WORK TO DO:
With the pictures omitted, write out the entries that follow exactly as they stand.

Data tied to figure images
....

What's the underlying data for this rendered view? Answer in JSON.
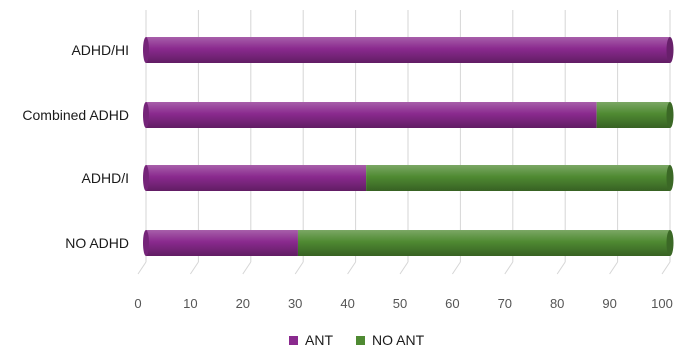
{
  "chart_data": {
    "type": "bar",
    "orientation": "horizontal",
    "stacked": true,
    "categories": [
      "ADHD/HI",
      "Combined ADHD",
      "ADHD/I",
      "NO ADHD"
    ],
    "series": [
      {
        "name": "ANT",
        "values": [
          100,
          86,
          42,
          29
        ],
        "color": "#8a2a8e"
      },
      {
        "name": "NO ANT",
        "values": [
          0,
          14,
          58,
          71
        ],
        "color": "#4f8a32"
      }
    ],
    "x_ticks": [
      "0",
      "10",
      "20",
      "30",
      "40",
      "50",
      "60",
      "70",
      "80",
      "90",
      "100"
    ],
    "xlim": [
      0,
      100
    ],
    "grid": true,
    "legend_position": "bottom"
  }
}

....

OUTPUT OF THE EXERCISE:
What's the underlying data for this rendered view? Answer in JSON.
{
  "chart_data": {
    "type": "bar",
    "orientation": "horizontal",
    "stacked": true,
    "categories": [
      "ADHD/HI",
      "Combined ADHD",
      "ADHD/I",
      "NO ADHD"
    ],
    "series": [
      {
        "name": "ANT",
        "values": [
          100,
          86,
          42,
          29
        ],
        "color": "#8a2a8e"
      },
      {
        "name": "NO ANT",
        "values": [
          0,
          14,
          58,
          71
        ],
        "color": "#4f8a32"
      }
    ],
    "x_ticks": [
      "0",
      "10",
      "20",
      "30",
      "40",
      "50",
      "60",
      "70",
      "80",
      "90",
      "100"
    ],
    "xlim": [
      0,
      100
    ],
    "grid": true,
    "legend_position": "bottom"
  }
}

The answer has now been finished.